WORK TO DO - In the data below, find each line containing the string "scatter" and return it.

RECORDS PROVIDED -
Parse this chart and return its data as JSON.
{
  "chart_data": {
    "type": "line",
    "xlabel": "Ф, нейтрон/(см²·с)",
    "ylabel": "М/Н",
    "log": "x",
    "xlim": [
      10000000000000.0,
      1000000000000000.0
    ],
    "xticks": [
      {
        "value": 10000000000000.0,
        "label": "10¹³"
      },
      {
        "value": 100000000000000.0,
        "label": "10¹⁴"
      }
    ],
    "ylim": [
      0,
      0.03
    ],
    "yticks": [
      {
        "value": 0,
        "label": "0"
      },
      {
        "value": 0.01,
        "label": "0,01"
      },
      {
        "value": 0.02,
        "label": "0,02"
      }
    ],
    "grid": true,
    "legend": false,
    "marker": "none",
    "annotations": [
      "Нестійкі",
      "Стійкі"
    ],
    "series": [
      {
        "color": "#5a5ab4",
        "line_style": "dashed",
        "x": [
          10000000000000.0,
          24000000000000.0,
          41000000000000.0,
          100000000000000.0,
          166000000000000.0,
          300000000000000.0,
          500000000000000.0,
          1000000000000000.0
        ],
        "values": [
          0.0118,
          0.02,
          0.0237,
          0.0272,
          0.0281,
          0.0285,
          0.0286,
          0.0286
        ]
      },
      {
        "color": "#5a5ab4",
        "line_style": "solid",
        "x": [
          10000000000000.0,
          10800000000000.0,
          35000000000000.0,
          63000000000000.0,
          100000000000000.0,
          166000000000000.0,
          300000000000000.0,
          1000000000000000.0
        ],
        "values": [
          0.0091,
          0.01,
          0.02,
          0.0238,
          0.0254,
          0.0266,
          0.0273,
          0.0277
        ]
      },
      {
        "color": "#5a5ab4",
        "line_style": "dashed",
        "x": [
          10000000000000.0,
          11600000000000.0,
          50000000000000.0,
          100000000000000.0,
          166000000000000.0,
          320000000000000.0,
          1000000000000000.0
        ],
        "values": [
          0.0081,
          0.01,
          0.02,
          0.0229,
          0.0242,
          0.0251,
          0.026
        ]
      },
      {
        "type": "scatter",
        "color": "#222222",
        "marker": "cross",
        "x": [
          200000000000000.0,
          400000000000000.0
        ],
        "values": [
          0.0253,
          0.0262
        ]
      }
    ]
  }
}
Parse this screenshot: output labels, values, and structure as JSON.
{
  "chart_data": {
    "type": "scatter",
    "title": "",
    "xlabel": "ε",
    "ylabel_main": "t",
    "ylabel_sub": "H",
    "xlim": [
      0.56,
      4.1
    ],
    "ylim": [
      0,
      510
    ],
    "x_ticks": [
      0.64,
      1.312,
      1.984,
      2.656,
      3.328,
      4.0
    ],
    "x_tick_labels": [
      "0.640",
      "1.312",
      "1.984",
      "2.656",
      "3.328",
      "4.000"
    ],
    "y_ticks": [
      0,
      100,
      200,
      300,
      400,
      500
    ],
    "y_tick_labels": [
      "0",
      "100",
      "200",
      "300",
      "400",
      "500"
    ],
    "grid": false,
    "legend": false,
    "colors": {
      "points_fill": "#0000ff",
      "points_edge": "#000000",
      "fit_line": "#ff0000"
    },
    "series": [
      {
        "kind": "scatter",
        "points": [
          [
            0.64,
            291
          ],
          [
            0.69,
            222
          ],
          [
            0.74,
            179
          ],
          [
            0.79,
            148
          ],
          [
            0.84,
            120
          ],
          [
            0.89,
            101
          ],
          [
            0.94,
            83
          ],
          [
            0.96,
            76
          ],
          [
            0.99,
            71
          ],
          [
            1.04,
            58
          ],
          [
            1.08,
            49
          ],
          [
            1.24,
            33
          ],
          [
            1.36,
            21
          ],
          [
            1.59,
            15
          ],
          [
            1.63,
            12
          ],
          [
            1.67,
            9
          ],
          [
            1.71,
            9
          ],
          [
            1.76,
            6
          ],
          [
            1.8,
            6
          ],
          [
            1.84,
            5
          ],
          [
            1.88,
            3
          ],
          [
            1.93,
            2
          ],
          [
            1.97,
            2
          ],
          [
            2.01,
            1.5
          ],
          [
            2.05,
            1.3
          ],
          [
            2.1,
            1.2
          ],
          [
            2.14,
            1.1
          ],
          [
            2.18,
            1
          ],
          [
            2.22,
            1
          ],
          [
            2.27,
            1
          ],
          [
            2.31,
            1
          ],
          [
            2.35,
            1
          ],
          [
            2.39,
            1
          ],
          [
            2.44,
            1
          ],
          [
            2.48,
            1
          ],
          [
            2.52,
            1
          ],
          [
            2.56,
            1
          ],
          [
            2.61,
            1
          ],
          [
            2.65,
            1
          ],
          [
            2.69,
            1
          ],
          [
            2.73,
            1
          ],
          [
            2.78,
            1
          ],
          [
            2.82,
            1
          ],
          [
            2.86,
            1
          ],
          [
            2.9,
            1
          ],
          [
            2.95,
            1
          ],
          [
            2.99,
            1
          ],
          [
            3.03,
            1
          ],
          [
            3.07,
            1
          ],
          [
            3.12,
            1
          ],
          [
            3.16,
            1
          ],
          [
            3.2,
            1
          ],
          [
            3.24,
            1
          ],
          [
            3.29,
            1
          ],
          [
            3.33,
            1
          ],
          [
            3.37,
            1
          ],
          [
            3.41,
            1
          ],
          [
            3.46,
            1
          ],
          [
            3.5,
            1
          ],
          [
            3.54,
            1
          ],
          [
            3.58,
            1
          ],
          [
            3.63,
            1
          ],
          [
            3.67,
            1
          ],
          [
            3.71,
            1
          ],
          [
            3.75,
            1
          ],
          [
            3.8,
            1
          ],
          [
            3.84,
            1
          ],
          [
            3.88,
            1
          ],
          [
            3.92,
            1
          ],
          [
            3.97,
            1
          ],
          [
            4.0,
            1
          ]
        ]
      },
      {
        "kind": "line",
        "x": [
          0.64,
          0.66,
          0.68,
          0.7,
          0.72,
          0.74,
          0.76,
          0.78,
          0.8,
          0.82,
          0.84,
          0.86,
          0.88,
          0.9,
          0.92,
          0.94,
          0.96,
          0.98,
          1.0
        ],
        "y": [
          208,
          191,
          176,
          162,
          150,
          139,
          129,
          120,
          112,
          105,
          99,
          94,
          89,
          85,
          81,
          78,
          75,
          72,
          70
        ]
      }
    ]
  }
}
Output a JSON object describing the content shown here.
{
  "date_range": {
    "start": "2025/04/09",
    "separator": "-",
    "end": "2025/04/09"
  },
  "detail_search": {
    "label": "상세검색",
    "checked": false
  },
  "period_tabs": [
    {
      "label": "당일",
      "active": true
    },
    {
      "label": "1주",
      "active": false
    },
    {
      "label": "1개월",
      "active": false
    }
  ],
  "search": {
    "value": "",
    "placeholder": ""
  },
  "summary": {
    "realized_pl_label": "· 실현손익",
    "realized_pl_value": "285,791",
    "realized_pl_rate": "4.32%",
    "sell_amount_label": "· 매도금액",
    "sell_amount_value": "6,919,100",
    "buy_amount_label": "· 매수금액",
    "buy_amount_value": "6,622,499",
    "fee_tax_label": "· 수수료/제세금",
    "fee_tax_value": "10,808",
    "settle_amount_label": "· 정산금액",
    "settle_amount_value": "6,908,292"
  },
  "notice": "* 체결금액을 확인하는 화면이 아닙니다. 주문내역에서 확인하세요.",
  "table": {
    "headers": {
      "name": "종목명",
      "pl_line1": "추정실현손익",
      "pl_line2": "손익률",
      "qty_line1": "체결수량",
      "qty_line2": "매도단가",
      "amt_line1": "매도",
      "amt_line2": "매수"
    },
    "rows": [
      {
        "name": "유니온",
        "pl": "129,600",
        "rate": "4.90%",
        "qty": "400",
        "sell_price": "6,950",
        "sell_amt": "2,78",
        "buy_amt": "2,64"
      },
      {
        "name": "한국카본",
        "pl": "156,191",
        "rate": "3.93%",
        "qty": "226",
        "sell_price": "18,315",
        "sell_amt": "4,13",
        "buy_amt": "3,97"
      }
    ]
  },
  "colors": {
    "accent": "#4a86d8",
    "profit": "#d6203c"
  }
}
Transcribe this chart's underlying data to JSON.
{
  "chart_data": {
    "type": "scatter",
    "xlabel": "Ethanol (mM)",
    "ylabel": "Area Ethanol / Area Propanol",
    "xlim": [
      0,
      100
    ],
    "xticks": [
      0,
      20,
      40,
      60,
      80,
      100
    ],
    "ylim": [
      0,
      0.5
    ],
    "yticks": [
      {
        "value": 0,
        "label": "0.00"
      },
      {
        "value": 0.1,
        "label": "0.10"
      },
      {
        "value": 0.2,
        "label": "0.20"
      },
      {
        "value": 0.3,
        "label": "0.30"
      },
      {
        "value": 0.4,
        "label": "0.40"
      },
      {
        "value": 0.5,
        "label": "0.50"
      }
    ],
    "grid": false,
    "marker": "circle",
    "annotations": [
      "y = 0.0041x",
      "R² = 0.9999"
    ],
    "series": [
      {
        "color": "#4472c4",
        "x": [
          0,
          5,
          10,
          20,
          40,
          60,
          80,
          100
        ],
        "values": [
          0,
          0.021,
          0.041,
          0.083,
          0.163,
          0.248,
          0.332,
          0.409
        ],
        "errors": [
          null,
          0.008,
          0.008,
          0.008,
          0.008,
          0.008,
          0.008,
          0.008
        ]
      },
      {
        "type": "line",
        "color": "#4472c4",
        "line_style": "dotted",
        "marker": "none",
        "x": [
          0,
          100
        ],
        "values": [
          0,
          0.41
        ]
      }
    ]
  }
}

EXPECTED ANSWER -
        "type": "scatter",
    "type": "scatter",
        "kind": "scatter",
    "type": "scatter",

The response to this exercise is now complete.